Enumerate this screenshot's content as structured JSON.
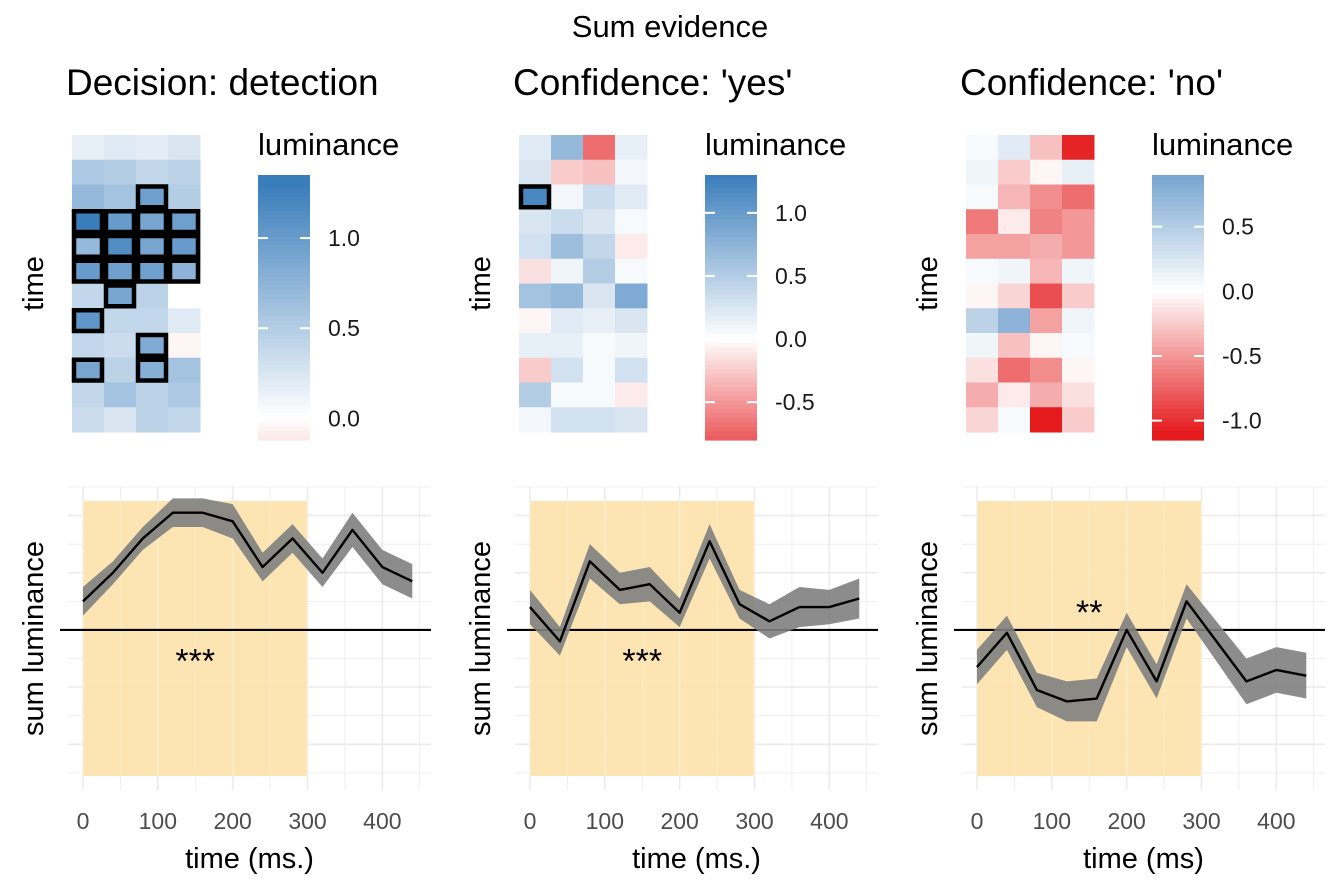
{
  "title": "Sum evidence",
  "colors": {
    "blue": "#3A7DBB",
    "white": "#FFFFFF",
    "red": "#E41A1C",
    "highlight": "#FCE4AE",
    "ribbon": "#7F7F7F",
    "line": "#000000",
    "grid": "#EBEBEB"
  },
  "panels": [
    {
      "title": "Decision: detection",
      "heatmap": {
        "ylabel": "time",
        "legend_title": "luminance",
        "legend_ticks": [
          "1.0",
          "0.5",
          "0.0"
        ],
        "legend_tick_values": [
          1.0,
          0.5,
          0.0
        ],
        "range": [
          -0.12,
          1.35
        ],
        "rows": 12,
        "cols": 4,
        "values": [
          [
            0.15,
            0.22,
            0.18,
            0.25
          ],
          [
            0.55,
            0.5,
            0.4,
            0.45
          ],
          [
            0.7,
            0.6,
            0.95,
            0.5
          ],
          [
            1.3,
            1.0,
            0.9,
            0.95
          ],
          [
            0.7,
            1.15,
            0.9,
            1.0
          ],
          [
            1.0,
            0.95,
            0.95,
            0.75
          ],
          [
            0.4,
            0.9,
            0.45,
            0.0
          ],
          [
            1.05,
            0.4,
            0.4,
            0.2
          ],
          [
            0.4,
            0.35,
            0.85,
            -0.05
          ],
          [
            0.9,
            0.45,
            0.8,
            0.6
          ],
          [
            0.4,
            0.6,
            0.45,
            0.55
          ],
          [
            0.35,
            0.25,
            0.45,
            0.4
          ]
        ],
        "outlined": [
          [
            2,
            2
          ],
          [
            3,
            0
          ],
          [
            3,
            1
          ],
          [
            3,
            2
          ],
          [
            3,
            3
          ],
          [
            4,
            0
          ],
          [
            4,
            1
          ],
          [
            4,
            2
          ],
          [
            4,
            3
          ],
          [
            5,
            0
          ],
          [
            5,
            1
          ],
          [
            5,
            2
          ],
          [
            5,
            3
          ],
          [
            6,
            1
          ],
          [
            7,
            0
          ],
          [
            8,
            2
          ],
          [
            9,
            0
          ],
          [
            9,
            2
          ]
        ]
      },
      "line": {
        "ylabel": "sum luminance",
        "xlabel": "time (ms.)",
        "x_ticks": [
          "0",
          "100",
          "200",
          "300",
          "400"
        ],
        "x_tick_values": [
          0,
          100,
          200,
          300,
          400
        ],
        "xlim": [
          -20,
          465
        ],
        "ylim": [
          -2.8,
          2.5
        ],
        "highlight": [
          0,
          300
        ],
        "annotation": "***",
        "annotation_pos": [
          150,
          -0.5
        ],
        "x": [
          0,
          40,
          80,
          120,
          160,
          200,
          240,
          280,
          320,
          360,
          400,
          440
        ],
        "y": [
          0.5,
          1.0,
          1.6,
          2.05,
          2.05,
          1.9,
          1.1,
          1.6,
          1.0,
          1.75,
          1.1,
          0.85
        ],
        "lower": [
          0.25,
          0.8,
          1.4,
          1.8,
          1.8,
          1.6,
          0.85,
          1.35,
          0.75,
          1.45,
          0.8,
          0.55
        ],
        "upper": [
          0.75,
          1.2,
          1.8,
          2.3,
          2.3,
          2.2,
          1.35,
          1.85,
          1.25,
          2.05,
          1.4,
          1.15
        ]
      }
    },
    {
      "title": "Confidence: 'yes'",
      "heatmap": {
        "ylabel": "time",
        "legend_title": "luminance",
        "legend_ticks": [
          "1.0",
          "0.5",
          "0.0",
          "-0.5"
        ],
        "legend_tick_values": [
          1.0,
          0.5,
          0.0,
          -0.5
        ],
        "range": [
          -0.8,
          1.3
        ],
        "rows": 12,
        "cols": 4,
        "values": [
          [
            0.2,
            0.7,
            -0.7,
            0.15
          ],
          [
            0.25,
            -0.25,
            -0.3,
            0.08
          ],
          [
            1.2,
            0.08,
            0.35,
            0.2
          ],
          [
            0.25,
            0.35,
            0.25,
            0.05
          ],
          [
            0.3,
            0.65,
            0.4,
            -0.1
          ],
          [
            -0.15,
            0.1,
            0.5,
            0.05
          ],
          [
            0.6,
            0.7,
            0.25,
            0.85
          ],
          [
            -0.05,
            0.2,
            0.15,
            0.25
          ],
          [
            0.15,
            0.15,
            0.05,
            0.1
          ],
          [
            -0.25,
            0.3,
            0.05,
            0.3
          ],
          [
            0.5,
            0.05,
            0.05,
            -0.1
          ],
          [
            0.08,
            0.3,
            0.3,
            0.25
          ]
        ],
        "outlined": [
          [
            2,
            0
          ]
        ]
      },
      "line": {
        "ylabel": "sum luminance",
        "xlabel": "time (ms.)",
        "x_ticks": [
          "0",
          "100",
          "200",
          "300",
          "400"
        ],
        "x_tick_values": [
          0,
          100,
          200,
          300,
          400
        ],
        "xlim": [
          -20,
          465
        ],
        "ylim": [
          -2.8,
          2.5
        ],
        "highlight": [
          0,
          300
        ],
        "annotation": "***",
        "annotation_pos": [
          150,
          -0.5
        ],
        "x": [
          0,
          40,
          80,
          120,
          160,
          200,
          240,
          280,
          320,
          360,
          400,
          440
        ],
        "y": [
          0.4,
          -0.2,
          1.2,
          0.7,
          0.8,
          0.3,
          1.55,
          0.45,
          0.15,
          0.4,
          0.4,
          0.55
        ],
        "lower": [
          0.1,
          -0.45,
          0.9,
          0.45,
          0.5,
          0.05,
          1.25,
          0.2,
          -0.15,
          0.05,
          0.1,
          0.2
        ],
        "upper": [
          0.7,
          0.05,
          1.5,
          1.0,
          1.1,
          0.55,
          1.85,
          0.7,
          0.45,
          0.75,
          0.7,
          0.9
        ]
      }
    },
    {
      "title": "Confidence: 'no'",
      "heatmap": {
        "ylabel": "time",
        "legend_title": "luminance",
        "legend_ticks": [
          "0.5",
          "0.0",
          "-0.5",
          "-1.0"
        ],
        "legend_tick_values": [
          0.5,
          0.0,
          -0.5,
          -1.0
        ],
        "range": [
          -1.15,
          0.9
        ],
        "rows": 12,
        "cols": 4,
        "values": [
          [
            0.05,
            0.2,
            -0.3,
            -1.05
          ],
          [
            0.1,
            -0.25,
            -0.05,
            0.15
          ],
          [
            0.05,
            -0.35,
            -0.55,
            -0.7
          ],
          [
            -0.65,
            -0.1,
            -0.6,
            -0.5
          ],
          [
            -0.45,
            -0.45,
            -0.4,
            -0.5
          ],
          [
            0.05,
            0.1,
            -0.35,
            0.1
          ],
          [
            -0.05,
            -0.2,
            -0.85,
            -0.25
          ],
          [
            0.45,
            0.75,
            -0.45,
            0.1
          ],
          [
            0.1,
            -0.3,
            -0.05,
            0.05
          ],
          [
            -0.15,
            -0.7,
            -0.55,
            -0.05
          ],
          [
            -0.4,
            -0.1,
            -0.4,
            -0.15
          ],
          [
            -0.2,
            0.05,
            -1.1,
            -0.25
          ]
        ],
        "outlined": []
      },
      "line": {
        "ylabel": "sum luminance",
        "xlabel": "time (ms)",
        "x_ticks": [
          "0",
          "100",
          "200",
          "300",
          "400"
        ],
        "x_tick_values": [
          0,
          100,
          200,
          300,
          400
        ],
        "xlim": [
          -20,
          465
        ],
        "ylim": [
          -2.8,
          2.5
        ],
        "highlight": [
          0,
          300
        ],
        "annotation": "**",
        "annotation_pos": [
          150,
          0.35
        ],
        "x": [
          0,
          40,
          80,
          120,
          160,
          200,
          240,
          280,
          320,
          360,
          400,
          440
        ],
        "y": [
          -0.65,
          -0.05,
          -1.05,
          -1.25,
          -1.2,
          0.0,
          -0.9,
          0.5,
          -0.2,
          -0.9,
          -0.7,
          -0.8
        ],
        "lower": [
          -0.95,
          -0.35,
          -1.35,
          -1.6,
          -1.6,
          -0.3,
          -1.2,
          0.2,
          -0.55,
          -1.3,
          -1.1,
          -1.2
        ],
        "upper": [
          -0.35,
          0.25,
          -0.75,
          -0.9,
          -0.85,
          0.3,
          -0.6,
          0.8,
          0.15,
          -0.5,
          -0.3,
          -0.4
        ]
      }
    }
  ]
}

________

» SET EXERCISE: Give the number of lines in the records above that contain the word "Confidence". Reply with that number alone.

» ANSWER BELOW: 2